**What the task asks:**
Each entry below should be returned exactly as is, with the pictures removed.

**Stored data:**

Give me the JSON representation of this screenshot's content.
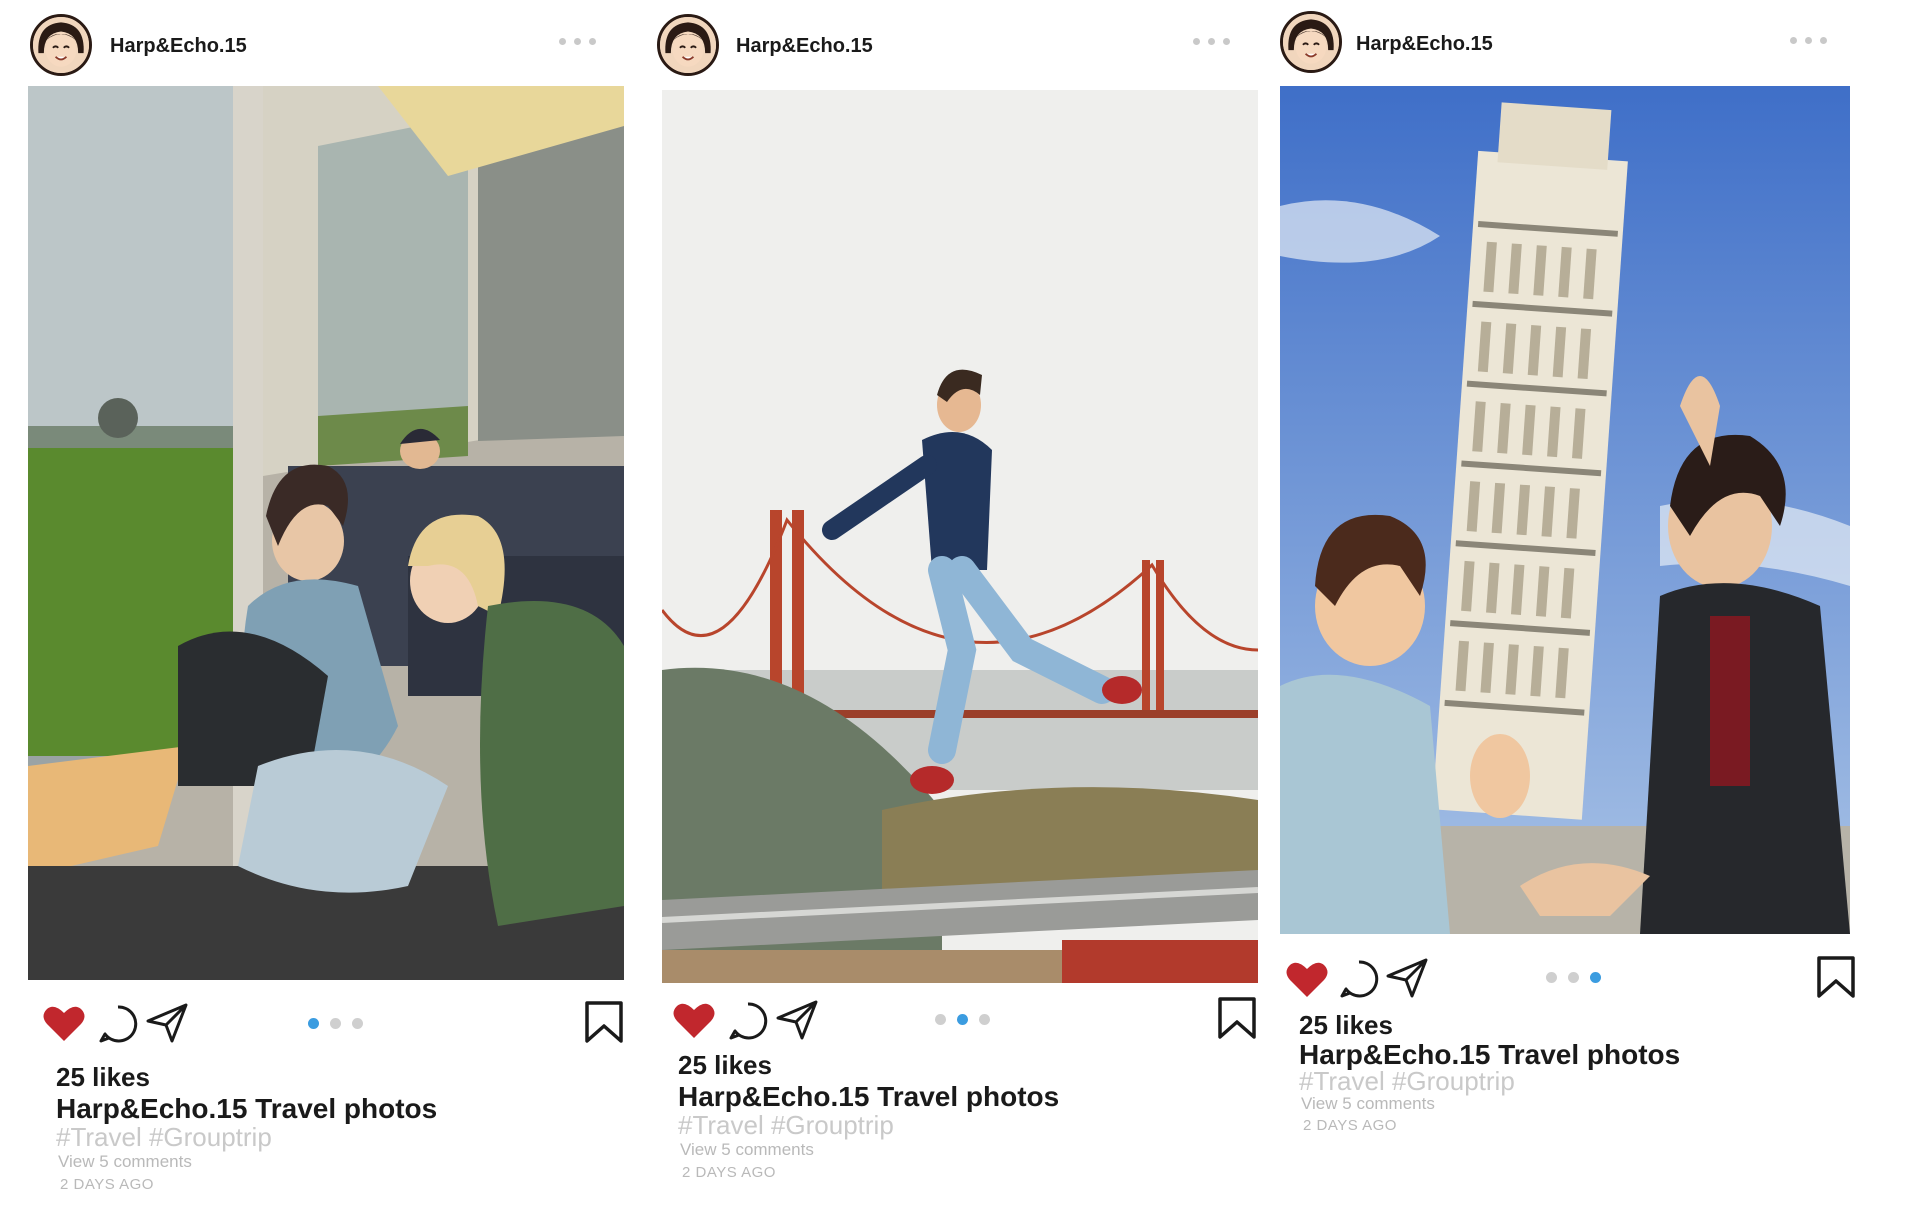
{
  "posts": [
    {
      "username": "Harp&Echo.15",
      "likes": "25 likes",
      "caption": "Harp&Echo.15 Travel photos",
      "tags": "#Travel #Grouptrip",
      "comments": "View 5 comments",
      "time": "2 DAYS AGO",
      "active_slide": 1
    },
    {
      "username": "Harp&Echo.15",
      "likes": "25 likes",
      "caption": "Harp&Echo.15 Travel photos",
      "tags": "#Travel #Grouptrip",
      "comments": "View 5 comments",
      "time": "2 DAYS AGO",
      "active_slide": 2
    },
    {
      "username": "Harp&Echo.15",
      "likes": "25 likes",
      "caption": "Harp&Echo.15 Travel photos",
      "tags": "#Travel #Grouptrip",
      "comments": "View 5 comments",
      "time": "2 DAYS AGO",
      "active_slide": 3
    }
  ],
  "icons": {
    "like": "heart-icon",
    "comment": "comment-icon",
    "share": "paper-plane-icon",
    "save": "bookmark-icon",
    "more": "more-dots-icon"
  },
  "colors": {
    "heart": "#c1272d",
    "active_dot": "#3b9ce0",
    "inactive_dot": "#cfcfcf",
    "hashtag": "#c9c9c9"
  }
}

**Correct result:**
Give me the JSON representation of this screenshot's content.
{
  "posts": [
    {
      "username": "Harp&Echo.15",
      "likes": "25 likes",
      "caption": "Harp&Echo.15 Travel photos",
      "tags": "#Travel #Grouptrip",
      "comments": "View 5 comments",
      "time": "2 DAYS AGO",
      "active_slide": 1
    },
    {
      "username": "Harp&Echo.15",
      "likes": "25 likes",
      "caption": "Harp&Echo.15 Travel photos",
      "tags": "#Travel #Grouptrip",
      "comments": "View 5 comments",
      "time": "2 DAYS AGO",
      "active_slide": 2
    },
    {
      "username": "Harp&Echo.15",
      "likes": "25 likes",
      "caption": "Harp&Echo.15 Travel photos",
      "tags": "#Travel #Grouptrip",
      "comments": "View 5 comments",
      "time": "2 DAYS AGO",
      "active_slide": 3
    }
  ],
  "icons": {
    "like": "heart-icon",
    "comment": "comment-icon",
    "share": "paper-plane-icon",
    "save": "bookmark-icon",
    "more": "more-dots-icon"
  },
  "colors": {
    "heart": "#c1272d",
    "active_dot": "#3b9ce0",
    "inactive_dot": "#cfcfcf",
    "hashtag": "#c9c9c9"
  }
}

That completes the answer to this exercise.